## READING PASSAGE
▬▬▬▬▬▬▬▬▬▬

On my early morning walk, it dawned on Jolly Green Goddess one day in February that Sebastiani Winery & Vineyards was a bit late in pruning their roses, which are lovely but could be even better with a little more tender proper care. If one is unsure whether it is time to prune roses, just check the ones in front of Sonoma City Hall.

So JGG contacted Sebastiani public relations maven Kelley Conrad and offered to drop by and tweak the rose-pruning job after grounds workers made a first pass, at the roses that is. That offer led to actually helping some of “the guys” learn more rose pruning skills, and accepting the assignment from Antonio to prune the “black ones” along the western stone wall of the Sebastiani Visitor Center, as well as those in front of the Spain Street house where Mary Ann Sebastiani Cuneo works as President and Chief Executive Officer of Sebastiani Vineyards & Winery.

Mary Ann Sebastiani Cuneo’s mother, Sylvia Sebastiani, led the winery after her husband August’s death. On my morning walks, I used to stop and chat with Mrs. Sebastiani as she primped and tended her roses. While most of her roses have been replaced, JGG learned at least half of what she knows about roses from Mrs. Sebastiani. (The other half comes from the late Master Nurseryman Frank Wedekind.

▬▬▬▬▬▬▬▬▬▬

Part of a data file
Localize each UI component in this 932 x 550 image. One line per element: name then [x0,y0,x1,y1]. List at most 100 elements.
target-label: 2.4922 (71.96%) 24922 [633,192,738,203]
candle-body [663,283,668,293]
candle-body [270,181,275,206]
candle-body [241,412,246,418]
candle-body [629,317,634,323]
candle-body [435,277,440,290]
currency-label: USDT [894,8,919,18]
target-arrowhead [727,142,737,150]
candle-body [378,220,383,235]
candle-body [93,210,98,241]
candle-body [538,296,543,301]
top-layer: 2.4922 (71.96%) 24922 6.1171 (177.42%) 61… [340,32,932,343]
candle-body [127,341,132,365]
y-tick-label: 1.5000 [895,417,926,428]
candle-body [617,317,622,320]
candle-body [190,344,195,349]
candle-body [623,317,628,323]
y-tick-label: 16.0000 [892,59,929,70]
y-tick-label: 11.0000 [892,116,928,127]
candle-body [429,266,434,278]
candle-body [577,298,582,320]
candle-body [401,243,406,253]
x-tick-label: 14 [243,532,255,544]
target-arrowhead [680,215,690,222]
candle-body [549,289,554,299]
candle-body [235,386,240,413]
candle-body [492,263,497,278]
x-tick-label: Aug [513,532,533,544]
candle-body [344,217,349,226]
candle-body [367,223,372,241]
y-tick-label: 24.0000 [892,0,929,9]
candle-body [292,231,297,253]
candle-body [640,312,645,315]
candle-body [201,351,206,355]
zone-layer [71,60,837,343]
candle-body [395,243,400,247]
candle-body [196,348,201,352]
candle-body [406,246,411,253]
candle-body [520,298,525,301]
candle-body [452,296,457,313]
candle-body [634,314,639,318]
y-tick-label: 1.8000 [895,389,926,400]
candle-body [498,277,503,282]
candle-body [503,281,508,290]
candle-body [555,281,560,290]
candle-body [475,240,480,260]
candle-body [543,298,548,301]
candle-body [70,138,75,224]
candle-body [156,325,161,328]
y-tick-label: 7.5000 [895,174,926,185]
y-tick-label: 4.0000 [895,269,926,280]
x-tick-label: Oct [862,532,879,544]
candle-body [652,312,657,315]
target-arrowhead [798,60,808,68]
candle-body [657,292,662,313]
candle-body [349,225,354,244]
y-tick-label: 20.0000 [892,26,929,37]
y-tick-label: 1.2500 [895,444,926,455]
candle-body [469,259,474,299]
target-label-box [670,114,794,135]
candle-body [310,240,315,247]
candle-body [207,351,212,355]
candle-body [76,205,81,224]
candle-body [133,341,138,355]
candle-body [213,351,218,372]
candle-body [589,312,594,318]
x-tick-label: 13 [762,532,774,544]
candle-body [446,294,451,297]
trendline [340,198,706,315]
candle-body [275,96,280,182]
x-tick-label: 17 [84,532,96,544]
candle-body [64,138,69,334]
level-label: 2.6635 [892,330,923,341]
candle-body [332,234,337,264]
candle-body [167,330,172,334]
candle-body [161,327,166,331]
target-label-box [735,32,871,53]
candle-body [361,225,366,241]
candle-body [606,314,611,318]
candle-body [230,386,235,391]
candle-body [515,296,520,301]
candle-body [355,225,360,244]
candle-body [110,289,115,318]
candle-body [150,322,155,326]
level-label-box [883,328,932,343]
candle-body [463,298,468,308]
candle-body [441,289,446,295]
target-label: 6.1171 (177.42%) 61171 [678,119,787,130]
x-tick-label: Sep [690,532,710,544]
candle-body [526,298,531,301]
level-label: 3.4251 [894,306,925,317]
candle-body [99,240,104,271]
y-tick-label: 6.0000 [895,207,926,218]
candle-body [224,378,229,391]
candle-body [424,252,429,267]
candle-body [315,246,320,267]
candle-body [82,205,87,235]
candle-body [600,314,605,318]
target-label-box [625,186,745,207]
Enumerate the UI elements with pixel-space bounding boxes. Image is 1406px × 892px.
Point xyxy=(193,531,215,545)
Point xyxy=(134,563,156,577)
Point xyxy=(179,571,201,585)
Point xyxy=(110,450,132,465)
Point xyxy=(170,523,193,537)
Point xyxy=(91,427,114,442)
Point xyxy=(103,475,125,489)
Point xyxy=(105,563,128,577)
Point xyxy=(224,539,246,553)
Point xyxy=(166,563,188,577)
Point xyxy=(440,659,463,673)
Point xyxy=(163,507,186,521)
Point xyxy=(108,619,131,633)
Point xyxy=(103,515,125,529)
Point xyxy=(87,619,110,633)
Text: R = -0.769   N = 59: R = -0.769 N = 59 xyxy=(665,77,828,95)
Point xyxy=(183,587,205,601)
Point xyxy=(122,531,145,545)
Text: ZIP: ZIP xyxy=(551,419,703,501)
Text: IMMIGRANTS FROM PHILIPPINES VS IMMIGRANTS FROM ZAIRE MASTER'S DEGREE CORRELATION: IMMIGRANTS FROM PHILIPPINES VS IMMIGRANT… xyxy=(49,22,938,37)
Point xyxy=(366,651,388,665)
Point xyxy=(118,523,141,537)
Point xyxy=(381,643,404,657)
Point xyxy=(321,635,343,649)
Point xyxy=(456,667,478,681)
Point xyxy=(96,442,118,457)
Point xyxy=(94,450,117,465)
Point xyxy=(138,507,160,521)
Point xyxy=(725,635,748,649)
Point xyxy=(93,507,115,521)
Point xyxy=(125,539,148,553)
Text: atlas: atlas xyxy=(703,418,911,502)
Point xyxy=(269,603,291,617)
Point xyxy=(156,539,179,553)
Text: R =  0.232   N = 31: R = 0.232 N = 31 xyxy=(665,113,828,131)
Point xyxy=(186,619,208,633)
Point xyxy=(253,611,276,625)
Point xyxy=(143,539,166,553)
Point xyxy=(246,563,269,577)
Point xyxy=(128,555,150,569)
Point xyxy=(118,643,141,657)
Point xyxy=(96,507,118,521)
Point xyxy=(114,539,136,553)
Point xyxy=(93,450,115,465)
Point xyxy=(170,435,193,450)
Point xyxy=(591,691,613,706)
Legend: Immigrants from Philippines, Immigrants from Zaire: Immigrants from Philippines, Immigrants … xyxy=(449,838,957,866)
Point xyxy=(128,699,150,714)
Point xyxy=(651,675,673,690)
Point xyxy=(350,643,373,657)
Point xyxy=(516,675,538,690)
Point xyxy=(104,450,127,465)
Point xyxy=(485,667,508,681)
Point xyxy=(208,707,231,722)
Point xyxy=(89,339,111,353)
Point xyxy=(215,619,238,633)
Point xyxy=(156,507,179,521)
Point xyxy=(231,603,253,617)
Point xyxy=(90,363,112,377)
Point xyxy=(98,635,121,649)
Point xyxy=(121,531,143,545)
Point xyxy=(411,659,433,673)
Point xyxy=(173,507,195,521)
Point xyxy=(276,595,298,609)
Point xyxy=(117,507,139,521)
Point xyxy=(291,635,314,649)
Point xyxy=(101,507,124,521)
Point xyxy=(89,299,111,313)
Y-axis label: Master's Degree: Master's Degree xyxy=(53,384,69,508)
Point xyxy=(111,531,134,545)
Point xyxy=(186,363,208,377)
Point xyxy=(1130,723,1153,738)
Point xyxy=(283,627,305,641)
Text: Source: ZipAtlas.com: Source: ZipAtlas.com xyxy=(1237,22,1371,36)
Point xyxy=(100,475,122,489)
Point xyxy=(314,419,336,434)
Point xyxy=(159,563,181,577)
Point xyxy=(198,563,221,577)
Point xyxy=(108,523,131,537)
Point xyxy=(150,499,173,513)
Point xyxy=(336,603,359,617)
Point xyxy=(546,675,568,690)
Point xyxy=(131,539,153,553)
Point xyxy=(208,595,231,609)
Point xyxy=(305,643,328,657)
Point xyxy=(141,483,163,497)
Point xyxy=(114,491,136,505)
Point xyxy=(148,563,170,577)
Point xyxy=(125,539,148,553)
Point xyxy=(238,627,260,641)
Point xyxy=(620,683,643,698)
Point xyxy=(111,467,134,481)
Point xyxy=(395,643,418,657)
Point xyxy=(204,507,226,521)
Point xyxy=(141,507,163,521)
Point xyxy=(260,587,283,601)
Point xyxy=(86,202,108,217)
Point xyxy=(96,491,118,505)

▬▬▬▬▬▬▬▬▬▬

## STATED GOAL 1
According to the passage about pruning the Sebastiani roses, who led the winery after August's death?
## STATED GOAL 2
List every person other than Jolly Green Goddess who is named in the passage about pruning the Sebastiani roses.
## STATED GOAL 3
Write a continuation of the passage about pruning the Sebastiani roses, starting after its last sentence.

## TASK OUTPUT 1
Sylvia Sebastiani, the mother of Mary Ann Sebastiani Cuneo, led the winery after her husband August's death.

## TASK OUTPUT 2
Kelley Conrad, Antonio, Mary Ann Sebastiani Cuneo, Sylvia Sebastiani, August, Frank Wedekind

## TASK OUTPUT 3
Mrs. Sebastiani used to stop off at the roses at the Fourth Street East winery, parking her Lincoln on the wrong side of the street, just to trim a rose or run into the winery offices, often in her usual country elegant lady-like style with dresses and short heels. Eventually she would stroll down from her home up the hill, and I would happen upon her watering her roses and yellow lilies in the early morning, the best time to water. And on more casual days, she would sneak down the hill even in her slippers to give her roses her early morning dose of love before she thought anyone else was up.

As time went on, Mrs. Sebastiani began to drive down to the roses, relating to me occasionally how “gardening was what my husband and I loved to do on weekends. It was our recreation.”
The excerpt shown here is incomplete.